◆ **THE REQUEST**
Copy each line of the entries beneath that contains the word "image".

***** DATA FOR THIS TASK

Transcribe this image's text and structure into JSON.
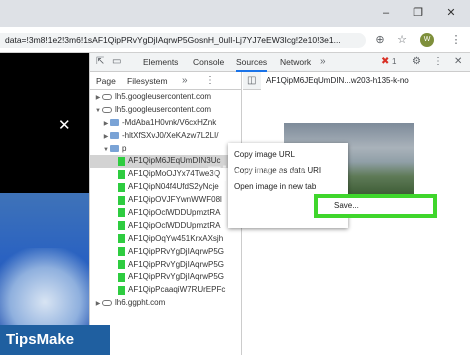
{
  "address_bar": {
    "url": "data=!3m8!1e2!3m6!1sAF1QipPRvYgDjIAqrwP5GosnH_0ulI-Lj7YJ7eEW3Icg!2e10!3e1..."
  },
  "devtools": {
    "main_tabs": [
      "Elements",
      "Console",
      "Sources",
      "Network"
    ],
    "active_tab": "Sources",
    "error_count": "1",
    "navigator_tabs": [
      "Page",
      "Filesystem"
    ],
    "tree": [
      {
        "label": "lh5.googleusercontent.com",
        "kind": "cloud",
        "indent": 1
      },
      {
        "label": "lh5.googleusercontent.com",
        "kind": "cloud",
        "indent": 1,
        "expanded": true
      },
      {
        "label": "-MdAba1H0vnk/V6cxHZnk",
        "kind": "folder",
        "indent": 2
      },
      {
        "label": "-hltXfSXvJ0/XeKAzw7L2LI/",
        "kind": "folder",
        "indent": 2
      },
      {
        "label": "p",
        "kind": "folder",
        "indent": 2,
        "expanded": true
      },
      {
        "label": "AF1QipM6JEqUmDIN3Uc",
        "kind": "file",
        "indent": 3,
        "selected": true
      },
      {
        "label": "AF1QipMoOJYx74Twe3Q",
        "kind": "file",
        "indent": 3
      },
      {
        "label": "AF1QipN04f4UfdS2yNcje",
        "kind": "file",
        "indent": 3
      },
      {
        "label": "AF1QipOVJFYwnWWF08l",
        "kind": "file",
        "indent": 3
      },
      {
        "label": "AF1QipOclWDDUpmztRA",
        "kind": "file",
        "indent": 3
      },
      {
        "label": "AF1QipOclWDDUpmztRA",
        "kind": "file",
        "indent": 3
      },
      {
        "label": "AF1QipOqYw451KrxAXsjh",
        "kind": "file",
        "indent": 3
      },
      {
        "label": "AF1QipPRvYgDjIAqrwP5G",
        "kind": "file",
        "indent": 3
      },
      {
        "label": "AF1QipPRvYgDjIAqrwP5G",
        "kind": "file",
        "indent": 3
      },
      {
        "label": "AF1QipPRvYgDjIAqrwP5G",
        "kind": "file",
        "indent": 3
      },
      {
        "label": "AF1QipPcaaqiW7RUrEPFc",
        "kind": "file",
        "indent": 3
      },
      {
        "label": "lh6.ggpht.com",
        "kind": "cloud",
        "indent": 1
      }
    ],
    "source_tab": "AF1QipM6JEqUmDIN...w203-h135-k-no"
  },
  "context_menu": {
    "items": [
      "Copy image URL",
      "Copy image as data URI",
      "Open image in new tab"
    ],
    "save": "Save..."
  },
  "watermark": "TipsMake",
  "brand": "TipsMake",
  "colors": {
    "highlight": "#3fd62c",
    "brand_bg": "#1f5fa0",
    "file_icon": "#2ecc40",
    "tab_underline": "#1a73e8"
  }
}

**********

◆ **RESPONSE BELOW**
Transcribe this image's text and structure into JSON.
      "Copy image URL",
      "Copy image as data URI",
      "Open image in new tab"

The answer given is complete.